OBJECTIVE. Reproduce the full listing that appears beneath this instruction exactly.
==== PROVIDED DATA ====
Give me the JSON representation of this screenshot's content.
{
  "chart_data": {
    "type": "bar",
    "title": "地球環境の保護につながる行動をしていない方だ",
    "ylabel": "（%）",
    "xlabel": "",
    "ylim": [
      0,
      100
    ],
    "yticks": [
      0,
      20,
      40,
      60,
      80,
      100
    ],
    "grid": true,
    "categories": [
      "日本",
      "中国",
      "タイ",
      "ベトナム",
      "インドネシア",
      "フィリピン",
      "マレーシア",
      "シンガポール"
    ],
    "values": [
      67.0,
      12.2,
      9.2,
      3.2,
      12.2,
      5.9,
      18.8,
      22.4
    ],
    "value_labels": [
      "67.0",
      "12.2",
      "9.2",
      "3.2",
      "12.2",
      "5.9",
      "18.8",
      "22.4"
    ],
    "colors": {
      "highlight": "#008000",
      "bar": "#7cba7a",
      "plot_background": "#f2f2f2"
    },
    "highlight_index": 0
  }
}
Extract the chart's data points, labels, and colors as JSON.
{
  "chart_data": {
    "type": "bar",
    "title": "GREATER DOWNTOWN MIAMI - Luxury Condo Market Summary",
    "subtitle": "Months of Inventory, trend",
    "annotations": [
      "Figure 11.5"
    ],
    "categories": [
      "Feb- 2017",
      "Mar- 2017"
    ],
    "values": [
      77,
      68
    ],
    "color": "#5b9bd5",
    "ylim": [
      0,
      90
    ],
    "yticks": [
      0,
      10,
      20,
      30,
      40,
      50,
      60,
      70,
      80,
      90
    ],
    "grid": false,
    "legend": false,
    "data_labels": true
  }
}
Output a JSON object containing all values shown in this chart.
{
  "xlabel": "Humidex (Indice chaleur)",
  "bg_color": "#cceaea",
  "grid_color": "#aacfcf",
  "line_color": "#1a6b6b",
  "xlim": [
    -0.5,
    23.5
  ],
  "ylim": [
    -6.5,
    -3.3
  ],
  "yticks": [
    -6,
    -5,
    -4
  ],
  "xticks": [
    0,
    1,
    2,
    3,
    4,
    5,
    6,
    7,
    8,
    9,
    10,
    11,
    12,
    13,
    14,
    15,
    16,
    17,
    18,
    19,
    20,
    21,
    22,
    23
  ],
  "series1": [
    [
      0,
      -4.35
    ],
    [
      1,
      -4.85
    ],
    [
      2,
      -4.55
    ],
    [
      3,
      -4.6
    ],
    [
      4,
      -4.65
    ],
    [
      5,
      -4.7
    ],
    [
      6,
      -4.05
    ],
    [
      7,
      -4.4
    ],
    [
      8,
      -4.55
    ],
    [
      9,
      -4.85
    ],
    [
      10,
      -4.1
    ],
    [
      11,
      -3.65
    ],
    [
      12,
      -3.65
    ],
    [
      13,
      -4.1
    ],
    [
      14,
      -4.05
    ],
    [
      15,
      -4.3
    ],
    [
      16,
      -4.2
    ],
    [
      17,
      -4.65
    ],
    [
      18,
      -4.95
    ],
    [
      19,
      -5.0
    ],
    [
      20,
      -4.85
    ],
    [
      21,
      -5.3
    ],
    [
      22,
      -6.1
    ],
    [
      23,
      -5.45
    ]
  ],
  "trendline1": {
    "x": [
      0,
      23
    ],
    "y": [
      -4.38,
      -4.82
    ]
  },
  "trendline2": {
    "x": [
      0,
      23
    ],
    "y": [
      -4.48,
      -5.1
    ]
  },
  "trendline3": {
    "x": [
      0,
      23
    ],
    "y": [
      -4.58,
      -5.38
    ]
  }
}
====
CORRECT OUTPUT.
Give me the JSON representation of this screenshot's content.
{
  "chart_data": {
    "type": "bar",
    "title": "地球環境の保護につながる行動をしていない方だ",
    "ylabel": "（%）",
    "xlabel": "",
    "ylim": [
      0,
      100
    ],
    "yticks": [
      0,
      20,
      40,
      60,
      80,
      100
    ],
    "grid": true,
    "categories": [
      "日本",
      "中国",
      "タイ",
      "ベトナム",
      "インドネシア",
      "フィリピン",
      "マレーシア",
      "シンガポール"
    ],
    "values": [
      67.0,
      12.2,
      9.2,
      3.2,
      12.2,
      5.9,
      18.8,
      22.4
    ],
    "value_labels": [
      "67.0",
      "12.2",
      "9.2",
      "3.2",
      "12.2",
      "5.9",
      "18.8",
      "22.4"
    ],
    "colors": {
      "highlight": "#008000",
      "bar": "#7cba7a",
      "plot_background": "#f2f2f2"
    },
    "highlight_index": 0
  }
}
Extract the chart's data points, labels, and colors as JSON.
{
  "chart_data": {
    "type": "bar",
    "title": "GREATER DOWNTOWN MIAMI - Luxury Condo Market Summary",
    "subtitle": "Months of Inventory, trend",
    "annotations": [
      "Figure 11.5"
    ],
    "categories": [
      "Feb- 2017",
      "Mar- 2017"
    ],
    "values": [
      77,
      68
    ],
    "color": "#5b9bd5",
    "ylim": [
      0,
      90
    ],
    "yticks": [
      0,
      10,
      20,
      30,
      40,
      50,
      60,
      70,
      80,
      90
    ],
    "grid": false,
    "legend": false,
    "data_labels": true
  }
}
Output a JSON object containing all values shown in this chart.
{
  "xlabel": "Humidex (Indice chaleur)",
  "bg_color": "#cceaea",
  "grid_color": "#aacfcf",
  "line_color": "#1a6b6b",
  "xlim": [
    -0.5,
    23.5
  ],
  "ylim": [
    -6.5,
    -3.3
  ],
  "yticks": [
    -6,
    -5,
    -4
  ],
  "xticks": [
    0,
    1,
    2,
    3,
    4,
    5,
    6,
    7,
    8,
    9,
    10,
    11,
    12,
    13,
    14,
    15,
    16,
    17,
    18,
    19,
    20,
    21,
    22,
    23
  ],
  "series1": [
    [
      0,
      -4.35
    ],
    [
      1,
      -4.85
    ],
    [
      2,
      -4.55
    ],
    [
      3,
      -4.6
    ],
    [
      4,
      -4.65
    ],
    [
      5,
      -4.7
    ],
    [
      6,
      -4.05
    ],
    [
      7,
      -4.4
    ],
    [
      8,
      -4.55
    ],
    [
      9,
      -4.85
    ],
    [
      10,
      -4.1
    ],
    [
      11,
      -3.65
    ],
    [
      12,
      -3.65
    ],
    [
      13,
      -4.1
    ],
    [
      14,
      -4.05
    ],
    [
      15,
      -4.3
    ],
    [
      16,
      -4.2
    ],
    [
      17,
      -4.65
    ],
    [
      18,
      -4.95
    ],
    [
      19,
      -5.0
    ],
    [
      20,
      -4.85
    ],
    [
      21,
      -5.3
    ],
    [
      22,
      -6.1
    ],
    [
      23,
      -5.45
    ]
  ],
  "trendline1": {
    "x": [
      0,
      23
    ],
    "y": [
      -4.38,
      -4.82
    ]
  },
  "trendline2": {
    "x": [
      0,
      23
    ],
    "y": [
      -4.48,
      -5.1
    ]
  },
  "trendline3": {
    "x": [
      0,
      23
    ],
    "y": [
      -4.58,
      -5.38
    ]
  }
}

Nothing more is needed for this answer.